# Start of SOURCE DATA

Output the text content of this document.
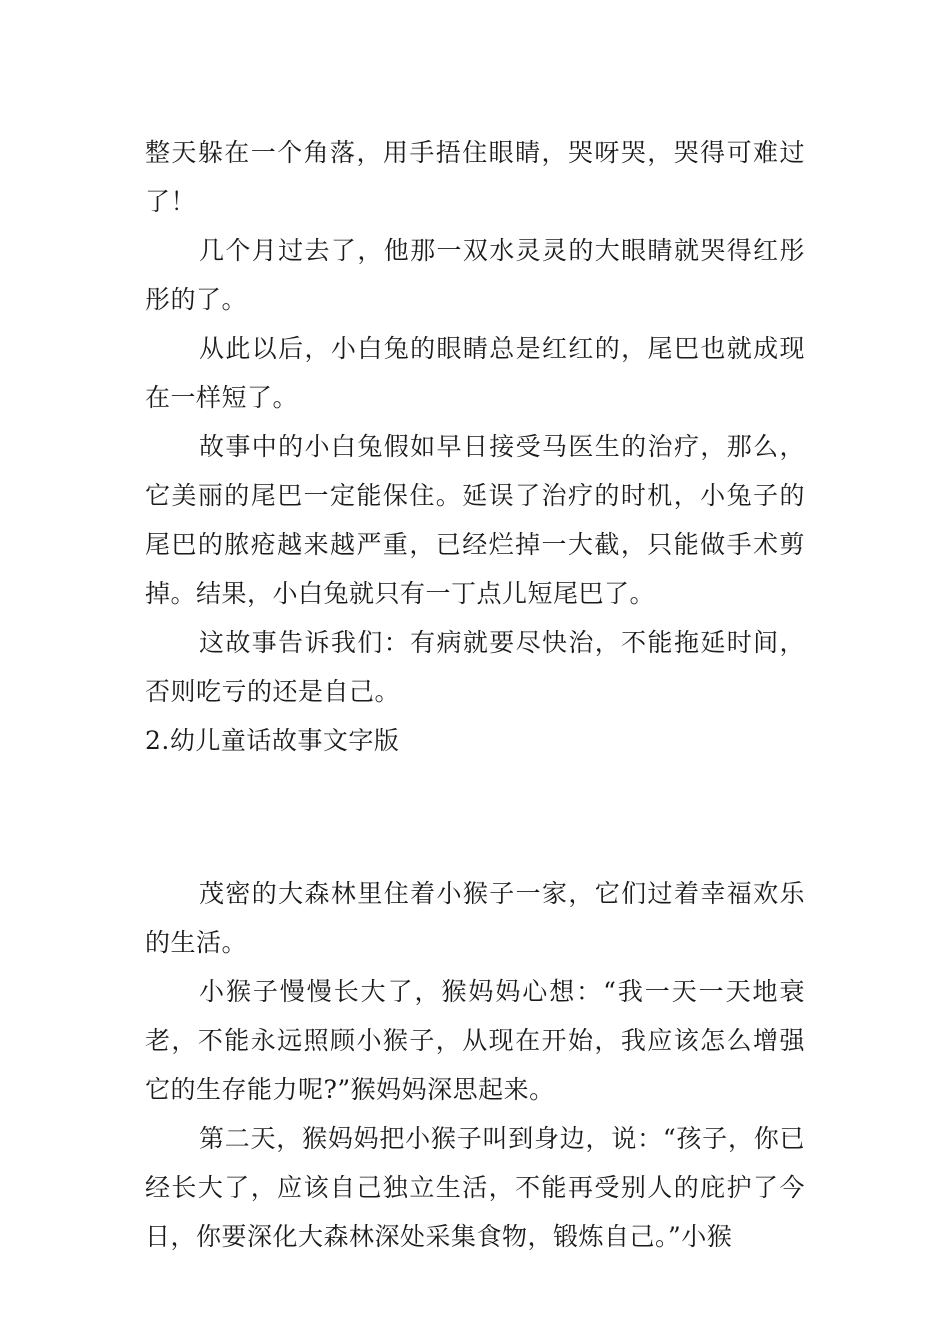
整天躲在一个角落，用手捂住眼睛，哭呀哭，哭得可难过了！

几个月过去了，他那一双水灵灵的大眼睛就哭得红彤彤的了。

从此以后，小白兔的眼睛总是红红的，尾巴也就成现在一样短了。

故事中的小白兔假如早日接受马医生的治疗，那么，它美丽的尾巴一定能保住。延误了治疗的时机，小兔子的尾巴的脓疮越来越严重，已经烂掉一大截，只能做手术剪掉。结果，小白兔就只有一丁点儿短尾巴了。

这故事告诉我们：有病就要尽快治，不能拖延时间，否则吃亏的还是自己。

2.幼儿童话故事文字版

茂密的大森林里住着小猴子一家，它们过着幸福欢乐的生活。

小猴子慢慢长大了，猴妈妈心想：“我一天一天地衰老，不能永远照顾小猴子，从现在开始，我应该怎么增强它的生存能力呢?”猴妈妈深思起来。

第二天，猴妈妈把小猴子叫到身边，说：“孩子，你已经长大了，应该自己独立生活，不能再受别人的庇护了今日，你要深化大森林深处采集食物，锻炼自己。”小猴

# End of SOURCE DATA

Pictures are excluded; repeat every record exactly.

**RESULT BELOW:**
Output the text content of this document.
整天躲在一个角落，用手捂住眼睛，哭呀哭，哭得可难过了！

几个月过去了，他那一双水灵灵的大眼睛就哭得红彤彤的了。

从此以后，小白兔的眼睛总是红红的，尾巴也就成现在一样短了。

故事中的小白兔假如早日接受马医生的治疗，那么，它美丽的尾巴一定能保住。延误了治疗的时机，小兔子的尾巴的脓疮越来越严重，已经烂掉一大截，只能做手术剪掉。结果，小白兔就只有一丁点儿短尾巴了。

这故事告诉我们：有病就要尽快治，不能拖延时间，否则吃亏的还是自己。

2.幼儿童话故事文字版

茂密的大森林里住着小猴子一家，它们过着幸福欢乐的生活。

小猴子慢慢长大了，猴妈妈心想：“我一天一天地衰老，不能永远照顾小猴子，从现在开始，我应该怎么增强它的生存能力呢?”猴妈妈深思起来。

第二天，猴妈妈把小猴子叫到身边，说：“孩子，你已经长大了，应该自己独立生活，不能再受别人的庇护了今日，你要深化大森林深处采集食物，锻炼自己。”小猴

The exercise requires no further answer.